[Your goal] Print all records exactly, leaving nothing out.

#### Task input ####

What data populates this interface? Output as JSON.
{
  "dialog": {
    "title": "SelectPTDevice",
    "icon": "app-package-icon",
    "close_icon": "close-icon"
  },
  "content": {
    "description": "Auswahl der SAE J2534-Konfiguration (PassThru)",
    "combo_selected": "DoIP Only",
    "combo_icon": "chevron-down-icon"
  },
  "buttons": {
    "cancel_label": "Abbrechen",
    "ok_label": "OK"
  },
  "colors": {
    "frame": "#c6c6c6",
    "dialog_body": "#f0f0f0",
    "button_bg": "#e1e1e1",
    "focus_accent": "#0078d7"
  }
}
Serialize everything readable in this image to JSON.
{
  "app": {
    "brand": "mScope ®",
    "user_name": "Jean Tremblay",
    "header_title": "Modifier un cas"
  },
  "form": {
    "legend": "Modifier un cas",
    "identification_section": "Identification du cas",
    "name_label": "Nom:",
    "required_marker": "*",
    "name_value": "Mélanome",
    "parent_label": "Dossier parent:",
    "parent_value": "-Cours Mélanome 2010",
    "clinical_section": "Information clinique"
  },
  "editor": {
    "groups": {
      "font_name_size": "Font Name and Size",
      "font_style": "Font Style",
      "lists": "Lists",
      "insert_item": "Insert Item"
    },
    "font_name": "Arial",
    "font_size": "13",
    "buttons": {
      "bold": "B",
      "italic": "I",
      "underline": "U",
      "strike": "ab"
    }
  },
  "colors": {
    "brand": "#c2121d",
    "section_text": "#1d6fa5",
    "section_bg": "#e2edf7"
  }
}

####

[Solution to this exercise]
What data populates this interface? Output as JSON.
{
  "dialog": {
    "title": "SelectPTDevice",
    "icon": "app-package-icon",
    "close_icon": "close-icon"
  },
  "content": {
    "description": "Auswahl der SAE J2534-Konfiguration (PassThru)",
    "combo_selected": "DoIP Only",
    "combo_icon": "chevron-down-icon"
  },
  "buttons": {
    "cancel_label": "Abbrechen",
    "ok_label": "OK"
  },
  "colors": {
    "frame": "#c6c6c6",
    "dialog_body": "#f0f0f0",
    "button_bg": "#e1e1e1",
    "focus_accent": "#0078d7"
  }
}
Serialize everything readable in this image to JSON.
{
  "app": {
    "brand": "mScope ®",
    "user_name": "Jean Tremblay",
    "header_title": "Modifier un cas"
  },
  "form": {
    "legend": "Modifier un cas",
    "identification_section": "Identification du cas",
    "name_label": "Nom:",
    "required_marker": "*",
    "name_value": "Mélanome",
    "parent_label": "Dossier parent:",
    "parent_value": "-Cours Mélanome 2010",
    "clinical_section": "Information clinique"
  },
  "editor": {
    "groups": {
      "font_name_size": "Font Name and Size",
      "font_style": "Font Style",
      "lists": "Lists",
      "insert_item": "Insert Item"
    },
    "font_name": "Arial",
    "font_size": "13",
    "buttons": {
      "bold": "B",
      "italic": "I",
      "underline": "U",
      "strike": "ab"
    }
  },
  "colors": {
    "brand": "#c2121d",
    "section_text": "#1d6fa5",
    "section_bg": "#e2edf7"
  }
}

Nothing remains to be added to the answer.